Recorded data:
----
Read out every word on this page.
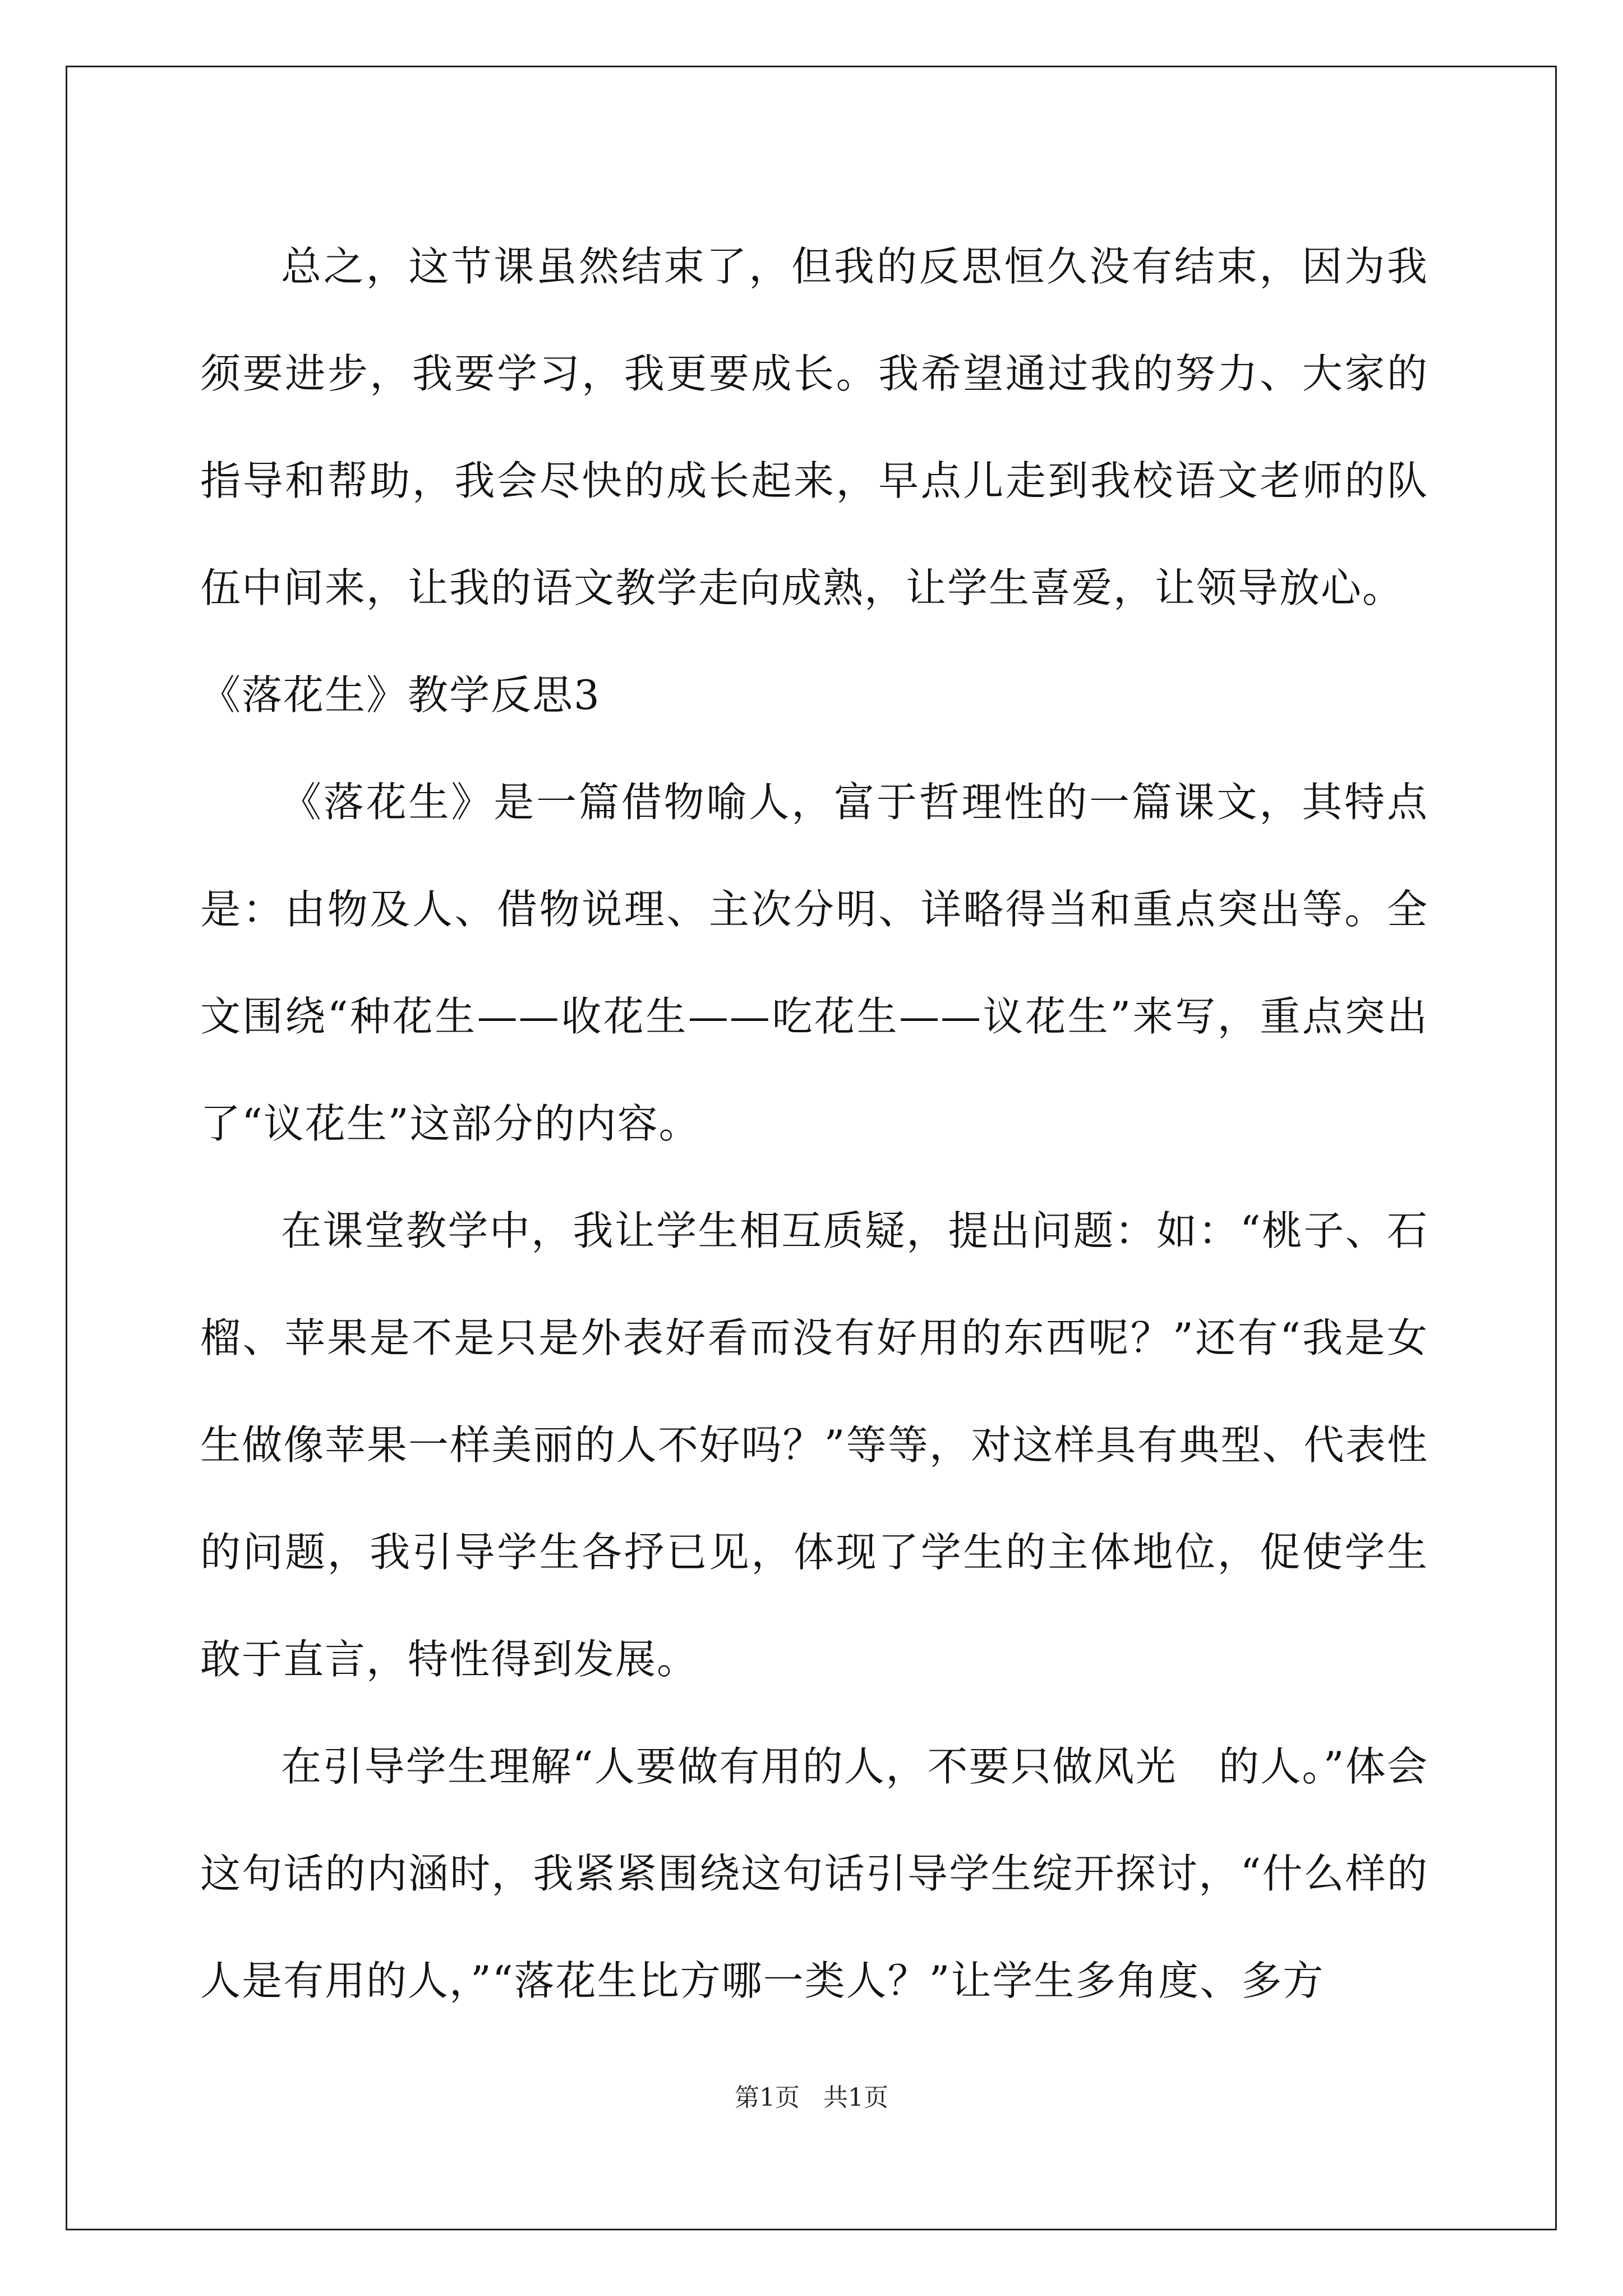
总之，这节课虽然结束了，但我的反思恒久没有结束，因为我须要进步，我要学习，我更要成长。我希望通过我的努力、大家的指导和帮助，我会尽快的成长起来，早点儿走到我校语文老师的队伍中间来，让我的语文教学走向成熟，让学生喜爱，让领导放心。

《落花生》教学反思3

《落花生》是一篇借物喻人，富于哲理性的一篇课文，其特点是：由物及人、借物说理、主次分明、详略得当和重点突出等。全文围绕“种花生——收花生——吃花生——议花生”来写，重点突出了“议花生”这部分的内容。

在课堂教学中，我让学生相互质疑，提出问题：如：“桃子、石榴、苹果是不是只是外表好看而没有好用的东西呢？”还有“我是女生做像苹果一样美丽的人不好吗？”等等，对这样具有典型、代表性的问题，我引导学生各抒已见，体现了学生的主体地位，促使学生敢于直言，特性得到发展。

在引导学生理解“人要做有用的人，不要只做风光　的人。”体会这句话的内涵时，我紧紧围绕这句话引导学生绽开探讨，“什么样的人是有用的人，”“落花生比方哪一类人？”让学生多角度、多方

第1页 共1页
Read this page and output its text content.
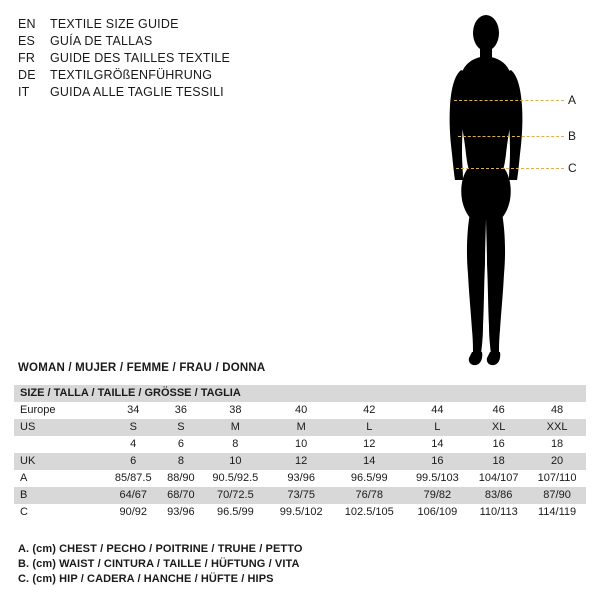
EN	TEXTILE SIZE GUIDE
ES	GUÍA DE TALLAS
FR	GUIDE DES TAILLES TEXTILE
DE	TEXTILGRÖßENFÜHRUNG
IT	GUIDA ALLE TAGLIE TESSILI
A
B
C
WOMAN / MUJER / FEMME / FRAU / DONNA
SIZE / TALLA / TAILLE / GRÖSSE / TAGLIA								
Europe	34	36	38	40	42	44	46	48
US	S	S	M	M	L	L	XL	XXL
	4	6	8	10	12	14	16	18
UK	6	8	10	12	14	16	18	20
A	85/87.5	88/90	90.5/92.5	93/96	96.5/99	99.5/103	104/107	107/110
B	64/67	68/70	70/72.5	73/75	76/78	79/82	83/86	87/90
C	90/92	93/96	96.5/99	99.5/102	102.5/105	106/109	110/113	114/119
A. (cm) CHEST / PECHO / POITRINE / TRUHE / PETTO
B. (cm) WAIST / CINTURA / TAILLE / HÜFTUNG / VITA
C. (cm) HIP / CADERA / HANCHE / HÜFTE / HIPS
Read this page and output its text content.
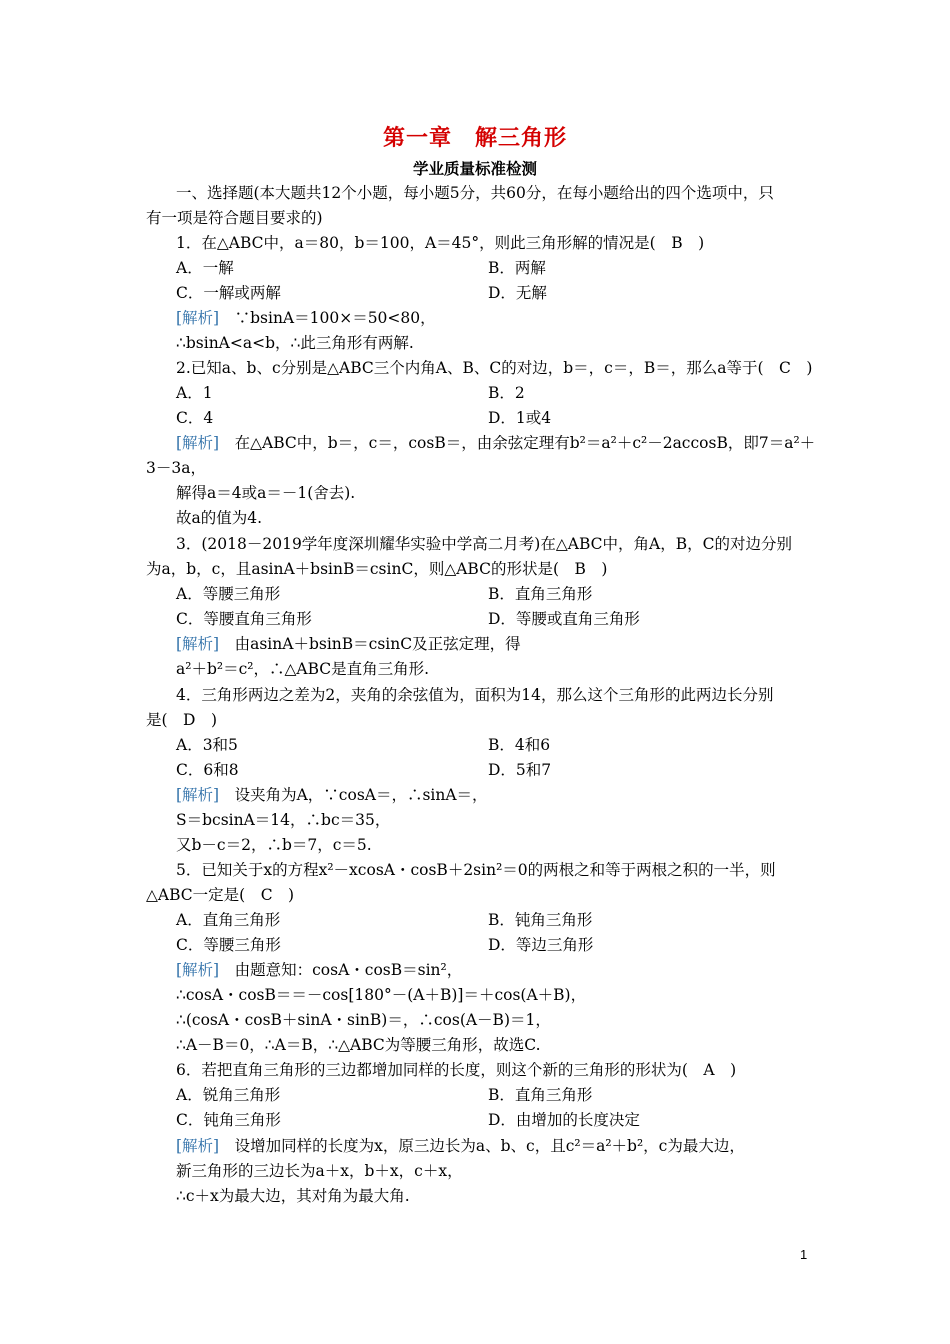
第一章　解三角形
学业质量标准检测
一、选择题(本大题共12个小题，每小题5分，共60分，在每小题给出的四个选项中，只
有一项是符合题目要求的)
1．在△ABC中，a＝80，b＝100，A＝45°，则此三角形解的情况是(　B　)
A．一解	B．两解
C．一解或两解	D．无解
[解析]　∵bsinA＝100×＝50<80，
∴bsinA<a<b，∴此三角形有两解.
2.已知a、b、c分别是△ABC三个内角A、B、C的对边，b＝，c＝，B＝，那么a等于(　C　)
A．1	B．2
C．4	D．1或4
[解析]　在△ABC中，b＝，c＝，cosB＝，由余弦定理有b²＝a²＋c²－2accosB，即7＝a²＋
3－3a，
解得a＝4或a＝－1(舍去).
故a的值为4.
3．(2018－2019学年度深圳耀华实验中学高二月考)在△ABC中，角A，B，C的对边分别
为a，b，c，且asinA＋bsinB＝csinC，则△ABC的形状是(　B　)
A．等腰三角形	B．直角三角形
C．等腰直角三角形	D．等腰或直角三角形
[解析]　由asinA＋bsinB＝csinC及正弦定理，得
a²＋b²＝c²，∴△ABC是直角三角形.
4．三角形两边之差为2，夹角的余弦值为，面积为14，那么这个三角形的此两边长分别
是(　D　)
A．3和5	B．4和6
C．6和8	D．5和7
[解析]　设夹角为A，∵cosA＝，∴sinA＝，
S＝bcsinA＝14，∴bc＝35，
又b－c＝2，∴b＝7，c＝5.
5．已知关于x的方程x²－xcosA・cosB＋2sin²＝0的两根之和等于两根之积的一半，则
△ABC一定是(　C　)
A．直角三角形	B．钝角三角形
C．等腰三角形	D．等边三角形
[解析]　由题意知：cosA・cosB＝sin²，
∴cosA・cosB＝＝－cos[180°－(A＋B)]＝＋cos(A＋B)，
∴(cosA・cosB＋sinA・sinB)＝，∴cos(A－B)＝1，
∴A－B＝0，∴A＝B，∴△ABC为等腰三角形，故选C.
6．若把直角三角形的三边都增加同样的长度，则这个新的三角形的形状为(　A　)
A．锐角三角形	B．直角三角形
C．钝角三角形	D．由增加的长度决定
[解析]　设增加同样的长度为x，原三边长为a、b、c，且c²＝a²＋b²，c为最大边，
新三角形的三边长为a＋x，b＋x，c＋x，
∴c＋x为最大边，其对角为最大角.
1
----
--- WORK TO DO ---
Go through the lines above. Select every one that has the string "TEXTILE".

--- ANSWER ---
EN	TEXTILE SIZE GUIDE
FR	GUIDE DES TAILLES TEXTILE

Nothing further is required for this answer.